[Stored records]
—————
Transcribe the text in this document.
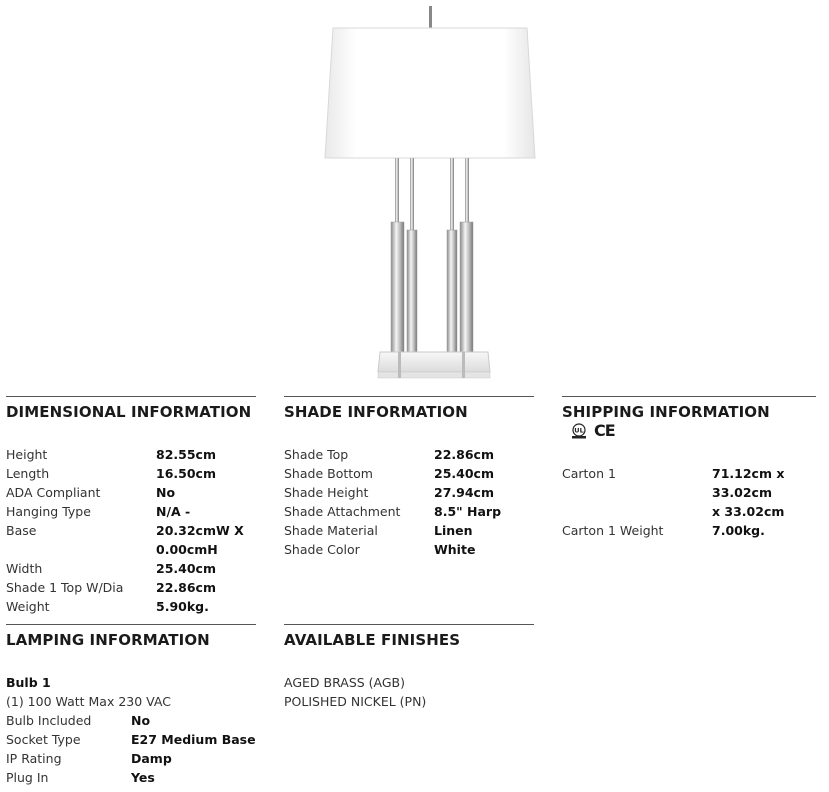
DIMENSIONAL INFORMATION
Height	82.55cm
Length	16.50cm
ADA Compliant	No
Hanging Type	N/A -
Base	20.32cmW X
0.00cmH
Width	25.40cm
Shade 1 Top W/Dia	22.86cm
Weight	5.90kg.
SHADE INFORMATION
Shade Top	22.86cm
Shade Bottom	25.40cm
Shade Height	27.94cm
Shade Attachment	8.5" Harp
Shade Material	Linen
Shade Color	White
SHIPPING INFORMATION
UL CE
Carton 1	71.12cm x 33.02cm
x 33.02cm
Carton 1 Weight	7.00kg.
LAMPING INFORMATION
Bulb 1
(1) 100 Watt Max 230 VAC
Bulb Included	No
Socket Type	E27 Medium Base
IP Rating	Damp
Plug In	Yes
AVAILABLE FINISHES
AGED BRASS (AGB)
POLISHED NICKEL (PN)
—————
Pictures in the records must not appear in the copy; transcribe everything else precisely.

Transcribe the text in this document.
DIMENSIONAL INFORMATION
Height	82.55cm
Length	16.50cm
ADA Compliant	No
Hanging Type	N/A -
Base	20.32cmW X
0.00cmH
Width	25.40cm
Shade 1 Top W/Dia	22.86cm
Weight	5.90kg.
SHADE INFORMATION
Shade Top	22.86cm
Shade Bottom	25.40cm
Shade Height	27.94cm
Shade Attachment	8.5" Harp
Shade Material	Linen
Shade Color	White
SHIPPING INFORMATION
UL CE
Carton 1	71.12cm x 33.02cm
x 33.02cm
Carton 1 Weight	7.00kg.
LAMPING INFORMATION
Bulb 1
(1) 100 Watt Max 230 VAC
Bulb Included	No
Socket Type	E27 Medium Base
IP Rating	Damp
Plug In	Yes
AVAILABLE FINISHES
AGED BRASS (AGB)
POLISHED NICKEL (PN)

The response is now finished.